What is required:
Reproduce each record below exactly as written.

— start of Input —

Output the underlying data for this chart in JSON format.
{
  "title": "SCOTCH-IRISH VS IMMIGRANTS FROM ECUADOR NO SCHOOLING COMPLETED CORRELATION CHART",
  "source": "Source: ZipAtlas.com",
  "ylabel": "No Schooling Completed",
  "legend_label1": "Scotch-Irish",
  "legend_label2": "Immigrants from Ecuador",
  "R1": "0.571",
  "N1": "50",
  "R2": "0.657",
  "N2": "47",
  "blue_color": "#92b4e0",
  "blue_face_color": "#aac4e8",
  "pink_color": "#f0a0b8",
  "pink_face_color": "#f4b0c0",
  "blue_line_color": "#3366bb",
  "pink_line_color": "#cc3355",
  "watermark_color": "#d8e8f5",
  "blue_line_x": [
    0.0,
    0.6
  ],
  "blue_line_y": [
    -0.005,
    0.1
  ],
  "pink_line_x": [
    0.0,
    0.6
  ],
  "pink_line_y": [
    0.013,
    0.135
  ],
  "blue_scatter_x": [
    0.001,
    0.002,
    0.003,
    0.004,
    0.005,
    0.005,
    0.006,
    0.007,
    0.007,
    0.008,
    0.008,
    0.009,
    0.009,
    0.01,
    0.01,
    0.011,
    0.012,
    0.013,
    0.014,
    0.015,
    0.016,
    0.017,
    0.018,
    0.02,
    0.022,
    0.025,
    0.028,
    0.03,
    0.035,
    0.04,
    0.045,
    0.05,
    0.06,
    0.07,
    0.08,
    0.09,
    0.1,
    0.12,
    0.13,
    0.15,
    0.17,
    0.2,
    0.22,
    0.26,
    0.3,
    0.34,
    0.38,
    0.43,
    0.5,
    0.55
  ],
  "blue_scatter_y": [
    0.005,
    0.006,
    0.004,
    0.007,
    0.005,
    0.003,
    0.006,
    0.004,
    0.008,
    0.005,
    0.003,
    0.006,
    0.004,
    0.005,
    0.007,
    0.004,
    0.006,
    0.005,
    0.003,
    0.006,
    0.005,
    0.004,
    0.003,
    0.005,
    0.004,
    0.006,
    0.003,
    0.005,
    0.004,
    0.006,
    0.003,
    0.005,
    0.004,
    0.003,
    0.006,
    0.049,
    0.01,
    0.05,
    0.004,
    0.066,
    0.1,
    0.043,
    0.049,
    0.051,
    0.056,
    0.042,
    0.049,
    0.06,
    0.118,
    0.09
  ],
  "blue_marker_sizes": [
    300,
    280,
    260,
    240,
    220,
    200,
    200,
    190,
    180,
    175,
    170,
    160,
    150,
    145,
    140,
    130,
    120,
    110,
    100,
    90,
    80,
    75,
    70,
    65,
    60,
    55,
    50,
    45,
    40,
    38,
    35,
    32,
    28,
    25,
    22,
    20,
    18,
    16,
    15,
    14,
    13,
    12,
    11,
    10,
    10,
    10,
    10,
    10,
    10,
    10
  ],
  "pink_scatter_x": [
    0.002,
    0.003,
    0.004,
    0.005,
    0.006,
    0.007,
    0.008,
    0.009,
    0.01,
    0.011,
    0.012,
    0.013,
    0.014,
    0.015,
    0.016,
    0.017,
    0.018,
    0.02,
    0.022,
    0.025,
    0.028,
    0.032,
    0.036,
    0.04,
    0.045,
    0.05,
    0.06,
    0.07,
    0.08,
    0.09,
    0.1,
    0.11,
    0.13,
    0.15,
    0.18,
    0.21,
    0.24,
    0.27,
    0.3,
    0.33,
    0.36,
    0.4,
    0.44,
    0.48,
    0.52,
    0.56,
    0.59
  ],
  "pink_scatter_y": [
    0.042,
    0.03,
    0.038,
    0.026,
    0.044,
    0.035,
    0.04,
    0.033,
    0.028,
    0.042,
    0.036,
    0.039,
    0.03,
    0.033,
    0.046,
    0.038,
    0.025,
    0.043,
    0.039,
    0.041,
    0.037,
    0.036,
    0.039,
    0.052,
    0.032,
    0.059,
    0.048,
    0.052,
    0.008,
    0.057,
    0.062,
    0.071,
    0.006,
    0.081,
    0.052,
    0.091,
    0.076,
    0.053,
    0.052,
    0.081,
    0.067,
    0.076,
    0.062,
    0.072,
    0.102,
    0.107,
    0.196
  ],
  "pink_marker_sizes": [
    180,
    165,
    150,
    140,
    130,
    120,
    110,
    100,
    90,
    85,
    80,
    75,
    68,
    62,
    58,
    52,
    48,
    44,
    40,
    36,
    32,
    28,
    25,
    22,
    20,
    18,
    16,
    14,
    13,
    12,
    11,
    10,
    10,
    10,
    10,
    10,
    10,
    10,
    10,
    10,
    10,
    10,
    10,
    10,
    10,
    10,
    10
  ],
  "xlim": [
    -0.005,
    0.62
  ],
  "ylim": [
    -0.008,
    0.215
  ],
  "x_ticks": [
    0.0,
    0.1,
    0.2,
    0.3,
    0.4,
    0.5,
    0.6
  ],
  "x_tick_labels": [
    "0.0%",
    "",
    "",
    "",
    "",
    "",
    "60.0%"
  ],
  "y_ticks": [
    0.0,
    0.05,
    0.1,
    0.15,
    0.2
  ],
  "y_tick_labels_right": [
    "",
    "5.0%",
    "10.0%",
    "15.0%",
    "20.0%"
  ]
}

— end of Input —

Expected answer:
Output the underlying data for this chart in JSON format.
{
  "title": "SCOTCH-IRISH VS IMMIGRANTS FROM ECUADOR NO SCHOOLING COMPLETED CORRELATION CHART",
  "source": "Source: ZipAtlas.com",
  "ylabel": "No Schooling Completed",
  "legend_label1": "Scotch-Irish",
  "legend_label2": "Immigrants from Ecuador",
  "R1": "0.571",
  "N1": "50",
  "R2": "0.657",
  "N2": "47",
  "blue_color": "#92b4e0",
  "blue_face_color": "#aac4e8",
  "pink_color": "#f0a0b8",
  "pink_face_color": "#f4b0c0",
  "blue_line_color": "#3366bb",
  "pink_line_color": "#cc3355",
  "watermark_color": "#d8e8f5",
  "blue_line_x": [
    0.0,
    0.6
  ],
  "blue_line_y": [
    -0.005,
    0.1
  ],
  "pink_line_x": [
    0.0,
    0.6
  ],
  "pink_line_y": [
    0.013,
    0.135
  ],
  "blue_scatter_x": [
    0.001,
    0.002,
    0.003,
    0.004,
    0.005,
    0.005,
    0.006,
    0.007,
    0.007,
    0.008,
    0.008,
    0.009,
    0.009,
    0.01,
    0.01,
    0.011,
    0.012,
    0.013,
    0.014,
    0.015,
    0.016,
    0.017,
    0.018,
    0.02,
    0.022,
    0.025,
    0.028,
    0.03,
    0.035,
    0.04,
    0.045,
    0.05,
    0.06,
    0.07,
    0.08,
    0.09,
    0.1,
    0.12,
    0.13,
    0.15,
    0.17,
    0.2,
    0.22,
    0.26,
    0.3,
    0.34,
    0.38,
    0.43,
    0.5,
    0.55
  ],
  "blue_scatter_y": [
    0.005,
    0.006,
    0.004,
    0.007,
    0.005,
    0.003,
    0.006,
    0.004,
    0.008,
    0.005,
    0.003,
    0.006,
    0.004,
    0.005,
    0.007,
    0.004,
    0.006,
    0.005,
    0.003,
    0.006,
    0.005,
    0.004,
    0.003,
    0.005,
    0.004,
    0.006,
    0.003,
    0.005,
    0.004,
    0.006,
    0.003,
    0.005,
    0.004,
    0.003,
    0.006,
    0.049,
    0.01,
    0.05,
    0.004,
    0.066,
    0.1,
    0.043,
    0.049,
    0.051,
    0.056,
    0.042,
    0.049,
    0.06,
    0.118,
    0.09
  ],
  "blue_marker_sizes": [
    300,
    280,
    260,
    240,
    220,
    200,
    200,
    190,
    180,
    175,
    170,
    160,
    150,
    145,
    140,
    130,
    120,
    110,
    100,
    90,
    80,
    75,
    70,
    65,
    60,
    55,
    50,
    45,
    40,
    38,
    35,
    32,
    28,
    25,
    22,
    20,
    18,
    16,
    15,
    14,
    13,
    12,
    11,
    10,
    10,
    10,
    10,
    10,
    10,
    10
  ],
  "pink_scatter_x": [
    0.002,
    0.003,
    0.004,
    0.005,
    0.006,
    0.007,
    0.008,
    0.009,
    0.01,
    0.011,
    0.012,
    0.013,
    0.014,
    0.015,
    0.016,
    0.017,
    0.018,
    0.02,
    0.022,
    0.025,
    0.028,
    0.032,
    0.036,
    0.04,
    0.045,
    0.05,
    0.06,
    0.07,
    0.08,
    0.09,
    0.1,
    0.11,
    0.13,
    0.15,
    0.18,
    0.21,
    0.24,
    0.27,
    0.3,
    0.33,
    0.36,
    0.4,
    0.44,
    0.48,
    0.52,
    0.56,
    0.59
  ],
  "pink_scatter_y": [
    0.042,
    0.03,
    0.038,
    0.026,
    0.044,
    0.035,
    0.04,
    0.033,
    0.028,
    0.042,
    0.036,
    0.039,
    0.03,
    0.033,
    0.046,
    0.038,
    0.025,
    0.043,
    0.039,
    0.041,
    0.037,
    0.036,
    0.039,
    0.052,
    0.032,
    0.059,
    0.048,
    0.052,
    0.008,
    0.057,
    0.062,
    0.071,
    0.006,
    0.081,
    0.052,
    0.091,
    0.076,
    0.053,
    0.052,
    0.081,
    0.067,
    0.076,
    0.062,
    0.072,
    0.102,
    0.107,
    0.196
  ],
  "pink_marker_sizes": [
    180,
    165,
    150,
    140,
    130,
    120,
    110,
    100,
    90,
    85,
    80,
    75,
    68,
    62,
    58,
    52,
    48,
    44,
    40,
    36,
    32,
    28,
    25,
    22,
    20,
    18,
    16,
    14,
    13,
    12,
    11,
    10,
    10,
    10,
    10,
    10,
    10,
    10,
    10,
    10,
    10,
    10,
    10,
    10,
    10,
    10,
    10
  ],
  "xlim": [
    -0.005,
    0.62
  ],
  "ylim": [
    -0.008,
    0.215
  ],
  "x_ticks": [
    0.0,
    0.1,
    0.2,
    0.3,
    0.4,
    0.5,
    0.6
  ],
  "x_tick_labels": [
    "0.0%",
    "",
    "",
    "",
    "",
    "",
    "60.0%"
  ],
  "y_ticks": [
    0.0,
    0.05,
    0.1,
    0.15,
    0.2
  ],
  "y_tick_labels_right": [
    "",
    "5.0%",
    "10.0%",
    "15.0%",
    "20.0%"
  ]
}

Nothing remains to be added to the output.